• Listed entries:

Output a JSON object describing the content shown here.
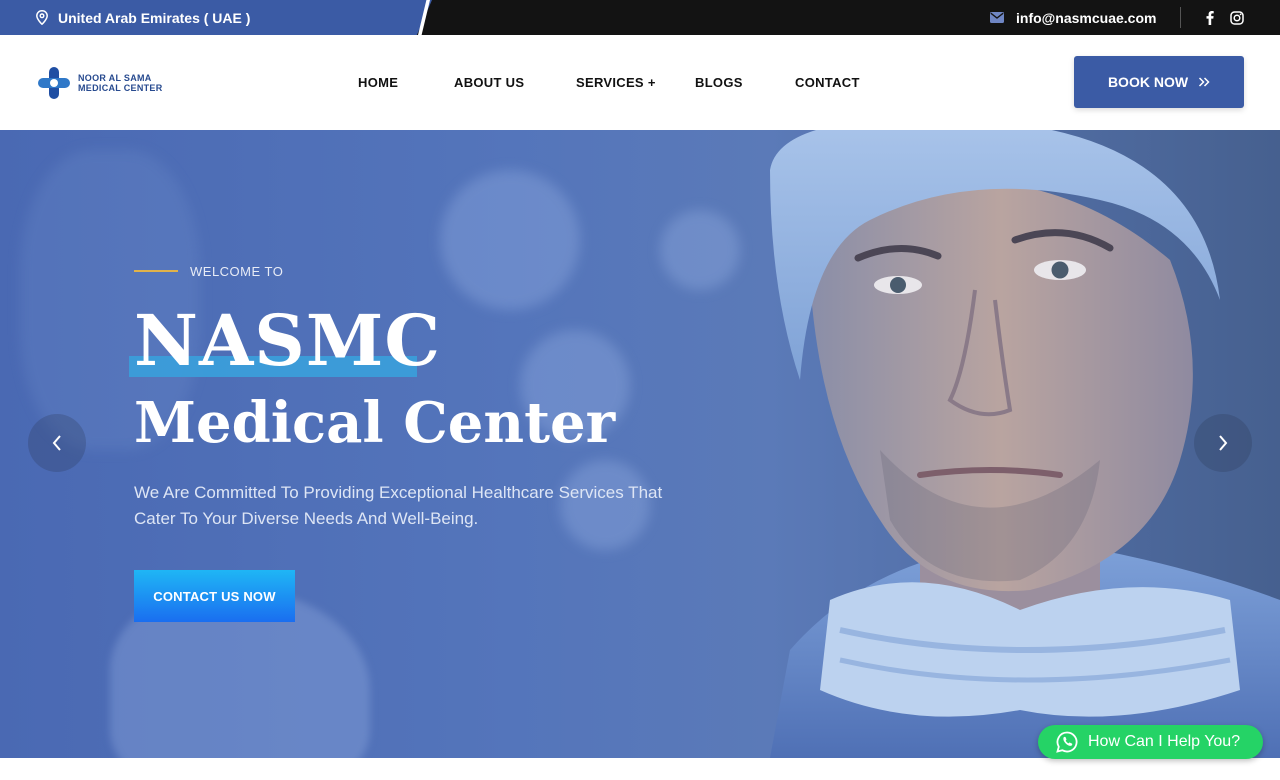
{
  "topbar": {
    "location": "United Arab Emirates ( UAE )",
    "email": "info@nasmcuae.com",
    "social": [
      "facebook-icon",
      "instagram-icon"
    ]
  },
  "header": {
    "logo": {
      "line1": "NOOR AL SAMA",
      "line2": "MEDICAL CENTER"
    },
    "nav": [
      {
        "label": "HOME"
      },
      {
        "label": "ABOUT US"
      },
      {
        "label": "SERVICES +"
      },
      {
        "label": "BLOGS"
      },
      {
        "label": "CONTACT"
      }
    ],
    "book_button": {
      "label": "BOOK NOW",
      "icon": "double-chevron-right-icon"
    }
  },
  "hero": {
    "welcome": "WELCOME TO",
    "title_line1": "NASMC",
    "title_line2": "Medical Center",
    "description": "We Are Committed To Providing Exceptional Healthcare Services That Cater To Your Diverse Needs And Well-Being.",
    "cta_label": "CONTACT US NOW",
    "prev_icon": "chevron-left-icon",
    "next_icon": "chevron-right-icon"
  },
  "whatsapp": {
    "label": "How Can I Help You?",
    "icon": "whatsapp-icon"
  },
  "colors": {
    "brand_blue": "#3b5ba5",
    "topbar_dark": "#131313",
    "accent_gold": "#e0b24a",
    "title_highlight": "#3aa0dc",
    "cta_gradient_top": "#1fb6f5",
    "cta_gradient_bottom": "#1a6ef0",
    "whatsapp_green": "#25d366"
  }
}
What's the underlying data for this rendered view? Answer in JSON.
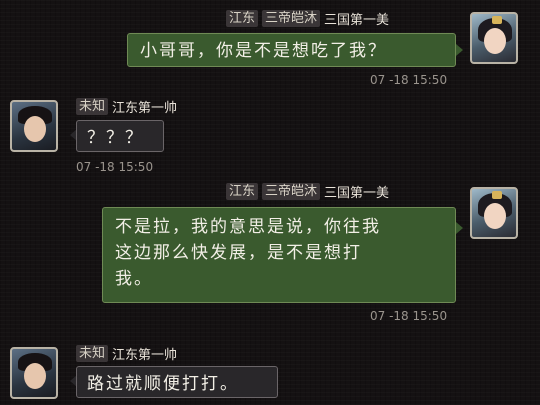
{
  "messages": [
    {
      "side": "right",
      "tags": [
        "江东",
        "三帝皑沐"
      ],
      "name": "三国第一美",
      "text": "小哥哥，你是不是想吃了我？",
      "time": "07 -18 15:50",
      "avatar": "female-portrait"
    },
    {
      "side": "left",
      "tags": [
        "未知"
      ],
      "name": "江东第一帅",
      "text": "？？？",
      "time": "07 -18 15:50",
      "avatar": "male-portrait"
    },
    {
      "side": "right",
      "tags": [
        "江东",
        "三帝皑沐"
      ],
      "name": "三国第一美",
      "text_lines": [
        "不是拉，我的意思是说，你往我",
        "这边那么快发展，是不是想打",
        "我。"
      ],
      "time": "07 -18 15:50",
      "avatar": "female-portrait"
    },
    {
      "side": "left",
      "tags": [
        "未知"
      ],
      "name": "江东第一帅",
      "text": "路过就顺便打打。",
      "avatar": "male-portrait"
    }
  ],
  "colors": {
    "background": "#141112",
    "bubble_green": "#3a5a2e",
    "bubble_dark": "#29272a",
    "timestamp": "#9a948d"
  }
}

• Exercise aim:
Copy out each line word for word, please, skipping the images.

• Full output:
Output a JSON object describing the content shown here.
{
  "topbar": {
    "location": "United Arab Emirates ( UAE )",
    "email": "info@nasmcuae.com",
    "social": [
      "facebook-icon",
      "instagram-icon"
    ]
  },
  "header": {
    "logo": {
      "line1": "NOOR AL SAMA",
      "line2": "MEDICAL CENTER"
    },
    "nav": [
      {
        "label": "HOME"
      },
      {
        "label": "ABOUT US"
      },
      {
        "label": "SERVICES +"
      },
      {
        "label": "BLOGS"
      },
      {
        "label": "CONTACT"
      }
    ],
    "book_button": {
      "label": "BOOK NOW",
      "icon": "double-chevron-right-icon"
    }
  },
  "hero": {
    "welcome": "WELCOME TO",
    "title_line1": "NASMC",
    "title_line2": "Medical Center",
    "description": "We Are Committed To Providing Exceptional Healthcare Services That Cater To Your Diverse Needs And Well-Being.",
    "cta_label": "CONTACT US NOW",
    "prev_icon": "chevron-left-icon",
    "next_icon": "chevron-right-icon"
  },
  "whatsapp": {
    "label": "How Can I Help You?",
    "icon": "whatsapp-icon"
  },
  "colors": {
    "brand_blue": "#3b5ba5",
    "topbar_dark": "#131313",
    "accent_gold": "#e0b24a",
    "title_highlight": "#3aa0dc",
    "cta_gradient_top": "#1fb6f5",
    "cta_gradient_bottom": "#1a6ef0",
    "whatsapp_green": "#25d366"
  }
}
What's the underlying data for this rendered view? Answer in JSON.
{
  "messages": [
    {
      "side": "right",
      "tags": [
        "江东",
        "三帝皑沐"
      ],
      "name": "三国第一美",
      "text": "小哥哥，你是不是想吃了我？",
      "time": "07 -18 15:50",
      "avatar": "female-portrait"
    },
    {
      "side": "left",
      "tags": [
        "未知"
      ],
      "name": "江东第一帅",
      "text": "？？？",
      "time": "07 -18 15:50",
      "avatar": "male-portrait"
    },
    {
      "side": "right",
      "tags": [
        "江东",
        "三帝皑沐"
      ],
      "name": "三国第一美",
      "text_lines": [
        "不是拉，我的意思是说，你往我",
        "这边那么快发展，是不是想打",
        "我。"
      ],
      "time": "07 -18 15:50",
      "avatar": "female-portrait"
    },
    {
      "side": "left",
      "tags": [
        "未知"
      ],
      "name": "江东第一帅",
      "text": "路过就顺便打打。",
      "avatar": "male-portrait"
    }
  ],
  "colors": {
    "background": "#141112",
    "bubble_green": "#3a5a2e",
    "bubble_dark": "#29272a",
    "timestamp": "#9a948d"
  }
}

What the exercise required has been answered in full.